[Items from a data source]
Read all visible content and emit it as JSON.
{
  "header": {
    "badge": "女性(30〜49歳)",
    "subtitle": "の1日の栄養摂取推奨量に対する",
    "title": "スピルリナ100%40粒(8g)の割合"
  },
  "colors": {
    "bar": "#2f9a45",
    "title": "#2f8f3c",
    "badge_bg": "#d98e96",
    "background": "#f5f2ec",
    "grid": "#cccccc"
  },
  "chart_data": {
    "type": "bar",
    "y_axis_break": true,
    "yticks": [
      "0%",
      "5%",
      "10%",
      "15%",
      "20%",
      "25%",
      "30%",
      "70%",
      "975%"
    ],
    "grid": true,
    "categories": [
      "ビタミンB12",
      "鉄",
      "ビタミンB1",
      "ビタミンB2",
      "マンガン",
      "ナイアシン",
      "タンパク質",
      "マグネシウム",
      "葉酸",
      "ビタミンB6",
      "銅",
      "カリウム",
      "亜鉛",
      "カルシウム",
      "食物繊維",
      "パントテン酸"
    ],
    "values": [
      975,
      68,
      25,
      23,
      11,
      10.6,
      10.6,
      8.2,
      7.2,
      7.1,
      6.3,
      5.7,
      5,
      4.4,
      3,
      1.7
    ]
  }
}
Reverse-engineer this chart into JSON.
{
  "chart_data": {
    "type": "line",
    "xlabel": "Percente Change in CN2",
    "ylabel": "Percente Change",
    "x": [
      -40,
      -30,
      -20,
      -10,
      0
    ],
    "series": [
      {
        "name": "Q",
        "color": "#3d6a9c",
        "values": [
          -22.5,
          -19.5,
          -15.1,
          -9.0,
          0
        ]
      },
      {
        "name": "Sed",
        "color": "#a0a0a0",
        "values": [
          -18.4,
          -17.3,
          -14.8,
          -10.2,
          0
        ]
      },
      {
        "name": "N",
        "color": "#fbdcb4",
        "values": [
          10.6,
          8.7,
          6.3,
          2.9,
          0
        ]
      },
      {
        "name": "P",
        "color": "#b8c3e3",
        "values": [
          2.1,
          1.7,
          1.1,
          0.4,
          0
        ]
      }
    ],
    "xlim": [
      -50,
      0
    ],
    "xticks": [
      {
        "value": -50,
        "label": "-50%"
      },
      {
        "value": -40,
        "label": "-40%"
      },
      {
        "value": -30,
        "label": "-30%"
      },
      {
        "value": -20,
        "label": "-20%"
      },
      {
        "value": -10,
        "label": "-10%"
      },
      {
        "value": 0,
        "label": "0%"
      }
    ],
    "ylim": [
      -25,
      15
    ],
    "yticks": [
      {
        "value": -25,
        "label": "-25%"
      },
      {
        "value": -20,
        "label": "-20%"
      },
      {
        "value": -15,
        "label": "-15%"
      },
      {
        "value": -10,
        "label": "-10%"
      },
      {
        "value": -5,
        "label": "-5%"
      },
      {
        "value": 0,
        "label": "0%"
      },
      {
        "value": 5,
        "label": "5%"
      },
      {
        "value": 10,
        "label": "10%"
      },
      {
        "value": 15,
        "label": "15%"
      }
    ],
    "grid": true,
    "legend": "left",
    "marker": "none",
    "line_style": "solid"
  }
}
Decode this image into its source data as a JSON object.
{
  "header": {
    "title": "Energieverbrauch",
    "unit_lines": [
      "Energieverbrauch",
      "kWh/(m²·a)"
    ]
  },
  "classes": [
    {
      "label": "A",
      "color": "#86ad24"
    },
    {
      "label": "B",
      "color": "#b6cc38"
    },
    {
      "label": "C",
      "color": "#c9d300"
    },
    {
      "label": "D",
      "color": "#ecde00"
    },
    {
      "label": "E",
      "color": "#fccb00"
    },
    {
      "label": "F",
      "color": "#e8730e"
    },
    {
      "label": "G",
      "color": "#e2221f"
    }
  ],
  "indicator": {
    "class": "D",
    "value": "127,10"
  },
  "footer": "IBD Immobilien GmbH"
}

- **Required work**: Send back each record exactly as it stands.

- **Output below**:
Read all visible content and emit it as JSON.
{
  "header": {
    "badge": "女性(30〜49歳)",
    "subtitle": "の1日の栄養摂取推奨量に対する",
    "title": "スピルリナ100%40粒(8g)の割合"
  },
  "colors": {
    "bar": "#2f9a45",
    "title": "#2f8f3c",
    "badge_bg": "#d98e96",
    "background": "#f5f2ec",
    "grid": "#cccccc"
  },
  "chart_data": {
    "type": "bar",
    "y_axis_break": true,
    "yticks": [
      "0%",
      "5%",
      "10%",
      "15%",
      "20%",
      "25%",
      "30%",
      "70%",
      "975%"
    ],
    "grid": true,
    "categories": [
      "ビタミンB12",
      "鉄",
      "ビタミンB1",
      "ビタミンB2",
      "マンガン",
      "ナイアシン",
      "タンパク質",
      "マグネシウム",
      "葉酸",
      "ビタミンB6",
      "銅",
      "カリウム",
      "亜鉛",
      "カルシウム",
      "食物繊維",
      "パントテン酸"
    ],
    "values": [
      975,
      68,
      25,
      23,
      11,
      10.6,
      10.6,
      8.2,
      7.2,
      7.1,
      6.3,
      5.7,
      5,
      4.4,
      3,
      1.7
    ]
  }
}
Reverse-engineer this chart into JSON.
{
  "chart_data": {
    "type": "line",
    "xlabel": "Percente Change in CN2",
    "ylabel": "Percente Change",
    "x": [
      -40,
      -30,
      -20,
      -10,
      0
    ],
    "series": [
      {
        "name": "Q",
        "color": "#3d6a9c",
        "values": [
          -22.5,
          -19.5,
          -15.1,
          -9.0,
          0
        ]
      },
      {
        "name": "Sed",
        "color": "#a0a0a0",
        "values": [
          -18.4,
          -17.3,
          -14.8,
          -10.2,
          0
        ]
      },
      {
        "name": "N",
        "color": "#fbdcb4",
        "values": [
          10.6,
          8.7,
          6.3,
          2.9,
          0
        ]
      },
      {
        "name": "P",
        "color": "#b8c3e3",
        "values": [
          2.1,
          1.7,
          1.1,
          0.4,
          0
        ]
      }
    ],
    "xlim": [
      -50,
      0
    ],
    "xticks": [
      {
        "value": -50,
        "label": "-50%"
      },
      {
        "value": -40,
        "label": "-40%"
      },
      {
        "value": -30,
        "label": "-30%"
      },
      {
        "value": -20,
        "label": "-20%"
      },
      {
        "value": -10,
        "label": "-10%"
      },
      {
        "value": 0,
        "label": "0%"
      }
    ],
    "ylim": [
      -25,
      15
    ],
    "yticks": [
      {
        "value": -25,
        "label": "-25%"
      },
      {
        "value": -20,
        "label": "-20%"
      },
      {
        "value": -15,
        "label": "-15%"
      },
      {
        "value": -10,
        "label": "-10%"
      },
      {
        "value": -5,
        "label": "-5%"
      },
      {
        "value": 0,
        "label": "0%"
      },
      {
        "value": 5,
        "label": "5%"
      },
      {
        "value": 10,
        "label": "10%"
      },
      {
        "value": 15,
        "label": "15%"
      }
    ],
    "grid": true,
    "legend": "left",
    "marker": "none",
    "line_style": "solid"
  }
}
Decode this image into its source data as a JSON object.
{
  "header": {
    "title": "Energieverbrauch",
    "unit_lines": [
      "Energieverbrauch",
      "kWh/(m²·a)"
    ]
  },
  "classes": [
    {
      "label": "A",
      "color": "#86ad24"
    },
    {
      "label": "B",
      "color": "#b6cc38"
    },
    {
      "label": "C",
      "color": "#c9d300"
    },
    {
      "label": "D",
      "color": "#ecde00"
    },
    {
      "label": "E",
      "color": "#fccb00"
    },
    {
      "label": "F",
      "color": "#e8730e"
    },
    {
      "label": "G",
      "color": "#e2221f"
    }
  ],
  "indicator": {
    "class": "D",
    "value": "127,10"
  },
  "footer": "IBD Immobilien GmbH"
}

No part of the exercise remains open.